## 小問 A
本文をもとに、次の問いに答えなさい。
(i) 伊藤柚葵さんがゴルフを始めたのはいつか。
(ii) 伊藤柚葵さんのベストスコアはいくつで、どこで記録したものか。
(iii) 伊藤柚葵さんが小4から習っているスポーツは何か。

## 本文

:::

雑巾王子こと武市悦宏プロが、全国の有望なジュニアゴルファーのもとを訪れ、大人ゴルファーにも役に立つゴルフのヒントを探る当連載。今回の王女候補は岐阜県出身、学校法人富田学園岐阜東中学校3年の伊藤柚葵さんだ。昨年「日本ジュニア」で4位タイ、今年「中部ジュニア」で優勝と実力をつけている彼女に武市が迫る。

今回の王女候補

伊藤 柚葵さん

いとう・ゆずき ●主な戦歴/2024 中部ジュニアゴルフ選手権12~14歳の部 優勝 ●ベストスコア/64(伊深の森カントリークラブ) ●練習/毎日2時間 ●トレーニング/週1回(1時間)


今年「中部ジュニアゴルフ選手権」を制した伊藤柚葵さんは武市と同じ岐阜県出身だ。

何かスポーツをさせたいという父親の意向もあり、幼稚園年長でゴルフを始めた。小4からはテニスも習い、今でも週1回はクラブではなくラケットを握っているそうだ。

そんな柚葵さんのゴルフスタイルは武市いわく「超現代風」。その心は次の通りだ。

「昭和の時代、ゴルフが上手い人というのはクラブを操りボールを操る人という印象だった。手首や指先の感性をフルに使ってヘッドの入射角やフェースの向きや角度を微妙に変化させ、いろんな球を打つ。それが技術という認識だった。でも、令和の今は違う。クラブの進化もあって、いかにシンプルに打つかがカギ。つまりシンプルに打つことができる“技術”を持っている人が上手い人なんだよね。そういう意味で柚葵ちゃんは、メチャクチャ高い技術の持ち主。本当にクラブの動きを邪魔しないスウィングをするよね。インパクトで“叩く”感覚はなく力の入れ方も終始均等。だから曲がらずに超ストレート。ロースピンでランも出て、見た目以上に飛距離も出る選手だね」


「ありがとうございます。周りよりちょっとだけ飛ぶほうかもしれません」

「自分ではどういう意識で振っているの? クラブの動きを邪魔しないようにという意識はある?」

「う〜ん。腕や手の意識はありません。ただ、ダウンスウィングで頭が左に突っ込まないようにして
います」

:::

## エントリー一覧
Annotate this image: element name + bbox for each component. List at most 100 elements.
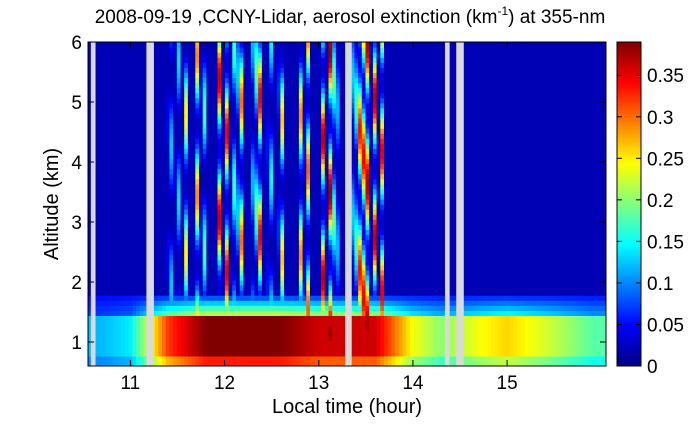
- heatmap-cell: [302, 244, 307, 251]
- heatmap-cell: [321, 178, 326, 185]
- heatmap-cell: [276, 57, 281, 63]
- heatmap-cell: [191, 305, 196, 311]
- heatmap-cell: [310, 128, 315, 134]
- heatmap-cell: [236, 234, 241, 241]
- heatmap-cell: [191, 330, 196, 337]
- heatmap-cell: [276, 117, 281, 124]
- heatmap-cell: [273, 153, 278, 160]
- heatmap-cell: [143, 148, 148, 154]
- heatmap-cell: [202, 290, 207, 296]
- heatmap-cell: [361, 168, 367, 175]
- heatmap-cell: [121, 133, 126, 139]
- heatmap-cell: [95, 82, 100, 89]
- heatmap-cell: [332, 128, 337, 134]
- heatmap-cell: [213, 87, 219, 94]
- heatmap-cell: [221, 123, 226, 129]
- heatmap-cell: [276, 97, 281, 104]
- heatmap-cell: [239, 47, 244, 53]
- heatmap-cell: [158, 107, 163, 114]
- heatmap-cell: [228, 330, 233, 337]
- heatmap-cell: [358, 219, 363, 225]
- heatmap-cell: [173, 57, 178, 63]
- heatmap-cell: [176, 178, 182, 185]
- heatmap-cell: [339, 107, 344, 114]
- heatmap-cell: [258, 143, 263, 149]
- heatmap-cell: [276, 128, 281, 134]
- heatmap-cell: [236, 360, 241, 366]
- heatmap-cell: [335, 138, 341, 144]
- heatmap-cell: [254, 290, 259, 296]
- heatmap-cell: [232, 264, 237, 271]
- heatmap-cell: [361, 62, 367, 68]
- heatmap-cell: [121, 295, 126, 301]
- heatmap-cell: [254, 143, 259, 149]
- heatmap-cell: [324, 274, 330, 281]
- heatmap-cell: [261, 254, 267, 261]
- heatmap-cell: [265, 300, 270, 306]
- heatmap-cell: [176, 153, 182, 160]
- heatmap-cell: [287, 183, 293, 190]
- heatmap-cell: [339, 350, 344, 357]
- heatmap-cell: [217, 47, 222, 53]
- heatmap-cell: [239, 92, 244, 99]
- heatmap-cell: [139, 290, 145, 296]
- heatmap-cell: [350, 350, 355, 357]
- heatmap-cell: [191, 264, 196, 271]
- heatmap-cell: [324, 219, 330, 225]
- heatmap-cell: [162, 178, 167, 185]
- heatmap-cell: [228, 128, 233, 134]
- heatmap-cell: [302, 254, 307, 261]
- heatmap-cell: [295, 350, 300, 357]
- heatmap-cell: [228, 92, 233, 99]
- heatmap-cell: [239, 269, 244, 276]
- heatmap-cell: [139, 335, 145, 342]
- heatmap-cell: [139, 295, 145, 301]
- heatmap-cell: [273, 224, 278, 230]
- heatmap-cell: [361, 285, 367, 291]
- heatmap-cell: [184, 87, 189, 94]
- heatmap-cell: [139, 204, 145, 210]
- heatmap-cell: [354, 345, 359, 352]
- heatmap-cell: [210, 92, 215, 99]
- heatmap-cell: [139, 168, 145, 175]
- heatmap-cell: [195, 345, 200, 352]
- heatmap-cell: [328, 264, 333, 271]
- heatmap-cell: [125, 209, 130, 215]
- heatmap-cell: [202, 345, 207, 352]
- heatmap-cell: [317, 173, 322, 180]
- heatmap-cell: [369, 355, 374, 362]
- heatmap-cell: [210, 112, 215, 119]
- heatmap-cell: [358, 178, 363, 185]
- heatmap-cell: [139, 234, 145, 241]
- heatmap-cell: [228, 295, 233, 301]
- heatmap-cell: [132, 82, 137, 89]
- heatmap-cell: [291, 325, 296, 332]
- heatmap-cell: [302, 158, 307, 165]
- heatmap-cell: [239, 264, 244, 271]
- heatmap-cell: [132, 148, 137, 154]
- heatmap-cell: [265, 290, 270, 296]
- heatmap-cell: [332, 345, 337, 352]
- heatmap-cell: [206, 335, 211, 342]
- heatmap-cell: [291, 123, 296, 129]
- heatmap-cell: [250, 198, 256, 205]
- heatmap-cell: [369, 67, 374, 73]
- heatmap-cell: [280, 107, 285, 114]
- heatmap-cell: [361, 229, 367, 235]
- heatmap-cell: [95, 92, 100, 99]
- heatmap-cell: [276, 330, 281, 337]
- heatmap-cell: [191, 285, 196, 291]
- heatmap-cell: [125, 77, 130, 84]
- heatmap-cell: [295, 163, 300, 170]
- heatmap-cell: [217, 350, 222, 357]
- heatmap-cell: [350, 279, 355, 286]
- heatmap-cell: [184, 72, 189, 79]
- heatmap-cell: [162, 360, 167, 366]
- heatmap-cell: [184, 300, 189, 306]
- heatmap-cell: [169, 107, 174, 114]
- heatmap-cell: [247, 315, 252, 322]
- heatmap-cell: [165, 305, 170, 311]
- heatmap-cell: [117, 138, 122, 144]
- heatmap-cell: [117, 102, 122, 109]
- heatmap-cell: [258, 153, 263, 160]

:::

## 小問 B
エントリーのうち、「- heatmap-cell: [302, 244, 307, 251]」を含む行から始まり「- heatmap-cell: [143, 148, 148, 154]」を含む行で終わる部分を、両端の行も含めてそのまま書き写しなさい。

## 解答 A
(i) 幼稚園年長
(ii) 64、伊深の森カントリークラブ
(iii) テニス

## 解答 B
- heatmap-cell: [302, 244, 307, 251]
- heatmap-cell: [321, 178, 326, 185]
- heatmap-cell: [276, 57, 281, 63]
- heatmap-cell: [191, 305, 196, 311]
- heatmap-cell: [310, 128, 315, 134]
- heatmap-cell: [236, 234, 241, 241]
- heatmap-cell: [191, 330, 196, 337]
- heatmap-cell: [276, 117, 281, 124]
- heatmap-cell: [273, 153, 278, 160]
- heatmap-cell: [143, 148, 148, 154]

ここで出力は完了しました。